:: Records from a collection of figures ::
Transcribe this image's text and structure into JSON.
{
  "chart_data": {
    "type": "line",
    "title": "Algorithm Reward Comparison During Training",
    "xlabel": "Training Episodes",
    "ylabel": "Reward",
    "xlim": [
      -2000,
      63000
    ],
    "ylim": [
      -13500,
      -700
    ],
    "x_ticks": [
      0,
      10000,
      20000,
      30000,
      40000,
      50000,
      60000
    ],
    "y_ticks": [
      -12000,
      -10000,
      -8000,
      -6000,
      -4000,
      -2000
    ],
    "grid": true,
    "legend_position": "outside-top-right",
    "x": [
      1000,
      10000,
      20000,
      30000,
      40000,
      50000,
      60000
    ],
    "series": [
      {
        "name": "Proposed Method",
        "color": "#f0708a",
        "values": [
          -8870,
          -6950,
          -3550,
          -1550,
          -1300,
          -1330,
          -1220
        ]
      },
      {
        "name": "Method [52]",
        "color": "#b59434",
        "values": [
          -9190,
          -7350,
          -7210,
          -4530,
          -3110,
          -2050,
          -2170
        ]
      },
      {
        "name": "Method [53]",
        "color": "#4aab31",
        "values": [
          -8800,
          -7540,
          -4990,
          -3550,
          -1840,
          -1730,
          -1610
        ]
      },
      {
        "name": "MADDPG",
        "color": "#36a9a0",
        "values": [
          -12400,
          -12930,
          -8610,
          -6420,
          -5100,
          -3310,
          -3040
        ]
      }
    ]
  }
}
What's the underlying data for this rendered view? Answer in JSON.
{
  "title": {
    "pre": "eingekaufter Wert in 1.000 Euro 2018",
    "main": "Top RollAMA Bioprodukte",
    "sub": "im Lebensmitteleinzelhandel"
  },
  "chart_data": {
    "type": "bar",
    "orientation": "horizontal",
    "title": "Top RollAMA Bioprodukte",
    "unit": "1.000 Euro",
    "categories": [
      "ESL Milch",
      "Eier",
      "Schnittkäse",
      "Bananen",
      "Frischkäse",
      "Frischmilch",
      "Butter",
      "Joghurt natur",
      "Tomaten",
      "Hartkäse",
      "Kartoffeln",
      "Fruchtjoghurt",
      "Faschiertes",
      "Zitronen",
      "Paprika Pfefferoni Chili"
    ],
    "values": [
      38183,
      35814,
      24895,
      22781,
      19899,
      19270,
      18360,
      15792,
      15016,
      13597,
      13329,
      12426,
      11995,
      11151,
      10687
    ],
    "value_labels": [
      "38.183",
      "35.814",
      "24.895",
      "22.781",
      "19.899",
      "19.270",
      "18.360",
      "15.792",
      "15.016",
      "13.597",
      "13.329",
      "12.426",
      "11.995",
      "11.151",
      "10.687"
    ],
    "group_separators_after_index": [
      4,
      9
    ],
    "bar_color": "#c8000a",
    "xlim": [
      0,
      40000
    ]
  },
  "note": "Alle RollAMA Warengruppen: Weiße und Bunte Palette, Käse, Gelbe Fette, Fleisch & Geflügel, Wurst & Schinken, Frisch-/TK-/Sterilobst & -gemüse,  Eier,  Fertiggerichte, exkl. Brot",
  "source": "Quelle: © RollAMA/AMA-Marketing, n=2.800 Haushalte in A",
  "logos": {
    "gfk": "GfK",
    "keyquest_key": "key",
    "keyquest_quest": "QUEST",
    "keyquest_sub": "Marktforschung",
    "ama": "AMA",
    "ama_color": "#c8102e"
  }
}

:: WORK TO DO ::
Look over the listing above. Pick out and copy every line that includes "Euro".

:: RESULT OF THE TASK ::
    "pre": "eingekaufter Wert in 1.000 Euro 2018",
    "unit": "1.000 Euro",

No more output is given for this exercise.